- _SUPPLIED RECORDS_:

____________________

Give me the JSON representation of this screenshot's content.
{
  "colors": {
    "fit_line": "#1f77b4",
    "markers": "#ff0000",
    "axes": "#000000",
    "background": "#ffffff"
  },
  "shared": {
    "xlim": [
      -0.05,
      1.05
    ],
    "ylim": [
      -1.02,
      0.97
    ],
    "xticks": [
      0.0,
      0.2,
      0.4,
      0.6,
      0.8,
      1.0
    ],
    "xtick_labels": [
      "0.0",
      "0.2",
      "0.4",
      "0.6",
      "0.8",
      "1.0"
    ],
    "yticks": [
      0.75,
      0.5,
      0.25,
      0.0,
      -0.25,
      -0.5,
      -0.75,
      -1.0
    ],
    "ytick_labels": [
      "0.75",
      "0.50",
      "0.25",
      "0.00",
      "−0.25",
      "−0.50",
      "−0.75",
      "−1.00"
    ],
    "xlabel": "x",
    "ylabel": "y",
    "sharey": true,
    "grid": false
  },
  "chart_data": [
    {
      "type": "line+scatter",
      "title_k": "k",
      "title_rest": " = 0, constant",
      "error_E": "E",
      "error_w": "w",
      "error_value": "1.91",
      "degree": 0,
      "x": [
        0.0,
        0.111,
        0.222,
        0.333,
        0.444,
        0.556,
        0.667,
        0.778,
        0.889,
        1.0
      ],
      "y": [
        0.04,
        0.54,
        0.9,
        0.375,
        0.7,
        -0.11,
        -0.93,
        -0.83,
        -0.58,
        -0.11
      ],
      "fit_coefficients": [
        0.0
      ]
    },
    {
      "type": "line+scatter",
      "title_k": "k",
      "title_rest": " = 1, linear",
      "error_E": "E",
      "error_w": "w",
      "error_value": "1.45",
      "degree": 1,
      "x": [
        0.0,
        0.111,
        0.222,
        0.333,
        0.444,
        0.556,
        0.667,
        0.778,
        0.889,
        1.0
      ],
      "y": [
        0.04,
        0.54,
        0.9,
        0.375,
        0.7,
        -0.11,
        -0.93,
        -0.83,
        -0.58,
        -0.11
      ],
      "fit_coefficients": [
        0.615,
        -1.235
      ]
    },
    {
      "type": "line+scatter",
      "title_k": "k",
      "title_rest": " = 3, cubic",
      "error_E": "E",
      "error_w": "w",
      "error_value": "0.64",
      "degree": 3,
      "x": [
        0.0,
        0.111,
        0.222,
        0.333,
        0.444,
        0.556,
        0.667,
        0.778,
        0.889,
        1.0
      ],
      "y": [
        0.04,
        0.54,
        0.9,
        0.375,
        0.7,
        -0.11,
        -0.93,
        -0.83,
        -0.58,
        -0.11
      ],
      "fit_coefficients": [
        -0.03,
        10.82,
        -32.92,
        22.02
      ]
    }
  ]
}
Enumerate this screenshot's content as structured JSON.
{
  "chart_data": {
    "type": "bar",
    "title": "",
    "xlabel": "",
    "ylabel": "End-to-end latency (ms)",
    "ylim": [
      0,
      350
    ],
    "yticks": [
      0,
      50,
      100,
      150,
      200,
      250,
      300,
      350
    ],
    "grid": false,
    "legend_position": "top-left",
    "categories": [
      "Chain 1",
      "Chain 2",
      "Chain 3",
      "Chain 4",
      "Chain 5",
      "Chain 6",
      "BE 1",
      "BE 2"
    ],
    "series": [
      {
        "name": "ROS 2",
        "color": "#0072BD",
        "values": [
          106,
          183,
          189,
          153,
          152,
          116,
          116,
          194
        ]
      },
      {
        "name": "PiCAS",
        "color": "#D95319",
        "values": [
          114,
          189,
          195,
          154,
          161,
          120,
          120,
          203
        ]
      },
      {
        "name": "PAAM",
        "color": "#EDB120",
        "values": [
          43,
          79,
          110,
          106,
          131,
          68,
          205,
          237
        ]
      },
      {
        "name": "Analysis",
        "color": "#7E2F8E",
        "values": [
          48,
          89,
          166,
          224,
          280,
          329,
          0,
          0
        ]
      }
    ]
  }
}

____________________

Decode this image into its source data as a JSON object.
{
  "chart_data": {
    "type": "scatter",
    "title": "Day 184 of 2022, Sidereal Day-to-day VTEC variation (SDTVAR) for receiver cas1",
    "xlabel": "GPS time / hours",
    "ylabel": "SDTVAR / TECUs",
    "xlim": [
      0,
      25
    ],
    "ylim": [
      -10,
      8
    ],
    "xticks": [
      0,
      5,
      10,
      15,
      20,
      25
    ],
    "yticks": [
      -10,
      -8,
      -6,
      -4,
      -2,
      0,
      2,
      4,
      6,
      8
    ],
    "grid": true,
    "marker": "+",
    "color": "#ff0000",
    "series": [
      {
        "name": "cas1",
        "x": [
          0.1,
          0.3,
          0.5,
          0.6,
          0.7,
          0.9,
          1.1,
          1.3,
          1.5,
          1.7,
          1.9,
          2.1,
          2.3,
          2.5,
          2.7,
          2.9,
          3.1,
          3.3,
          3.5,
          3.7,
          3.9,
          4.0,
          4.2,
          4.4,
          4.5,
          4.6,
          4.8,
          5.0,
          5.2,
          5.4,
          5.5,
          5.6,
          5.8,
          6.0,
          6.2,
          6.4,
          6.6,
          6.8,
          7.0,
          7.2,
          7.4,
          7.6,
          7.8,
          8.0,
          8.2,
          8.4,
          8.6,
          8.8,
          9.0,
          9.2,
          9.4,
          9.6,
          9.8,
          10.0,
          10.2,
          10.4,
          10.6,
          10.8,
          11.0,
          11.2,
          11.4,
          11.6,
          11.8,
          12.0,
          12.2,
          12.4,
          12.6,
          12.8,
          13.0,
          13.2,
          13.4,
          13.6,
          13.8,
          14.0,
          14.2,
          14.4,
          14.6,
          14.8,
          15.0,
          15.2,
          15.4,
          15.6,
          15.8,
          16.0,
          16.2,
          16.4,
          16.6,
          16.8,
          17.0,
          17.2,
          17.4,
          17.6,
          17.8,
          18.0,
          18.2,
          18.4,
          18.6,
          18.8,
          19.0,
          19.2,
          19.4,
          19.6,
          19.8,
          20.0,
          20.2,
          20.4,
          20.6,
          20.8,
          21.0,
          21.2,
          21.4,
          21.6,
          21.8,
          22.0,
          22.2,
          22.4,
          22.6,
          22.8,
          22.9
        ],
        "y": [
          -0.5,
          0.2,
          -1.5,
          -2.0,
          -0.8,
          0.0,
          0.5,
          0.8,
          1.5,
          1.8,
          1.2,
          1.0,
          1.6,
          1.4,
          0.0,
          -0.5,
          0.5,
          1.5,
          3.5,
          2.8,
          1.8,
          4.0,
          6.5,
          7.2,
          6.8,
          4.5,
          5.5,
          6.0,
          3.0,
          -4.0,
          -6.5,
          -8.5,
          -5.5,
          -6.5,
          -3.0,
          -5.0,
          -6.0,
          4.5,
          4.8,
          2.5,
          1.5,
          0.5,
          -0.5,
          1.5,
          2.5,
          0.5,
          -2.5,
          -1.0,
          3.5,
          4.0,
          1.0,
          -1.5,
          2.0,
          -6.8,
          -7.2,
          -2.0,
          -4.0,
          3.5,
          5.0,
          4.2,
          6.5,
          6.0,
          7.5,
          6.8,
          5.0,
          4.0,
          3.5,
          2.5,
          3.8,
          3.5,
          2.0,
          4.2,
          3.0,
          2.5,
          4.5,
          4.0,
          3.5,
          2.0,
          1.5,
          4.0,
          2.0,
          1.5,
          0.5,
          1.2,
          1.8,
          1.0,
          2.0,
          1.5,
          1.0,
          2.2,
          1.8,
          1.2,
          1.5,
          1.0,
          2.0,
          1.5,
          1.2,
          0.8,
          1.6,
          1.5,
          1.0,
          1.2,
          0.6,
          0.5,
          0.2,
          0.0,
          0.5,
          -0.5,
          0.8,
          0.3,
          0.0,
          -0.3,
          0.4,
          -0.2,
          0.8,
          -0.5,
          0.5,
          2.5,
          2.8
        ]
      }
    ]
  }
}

____________________

- _WHAT IS EXPECTED_: How many lines of the data contain the word "this"? Answer with the number alone.

- _IN RESPONSE_: 3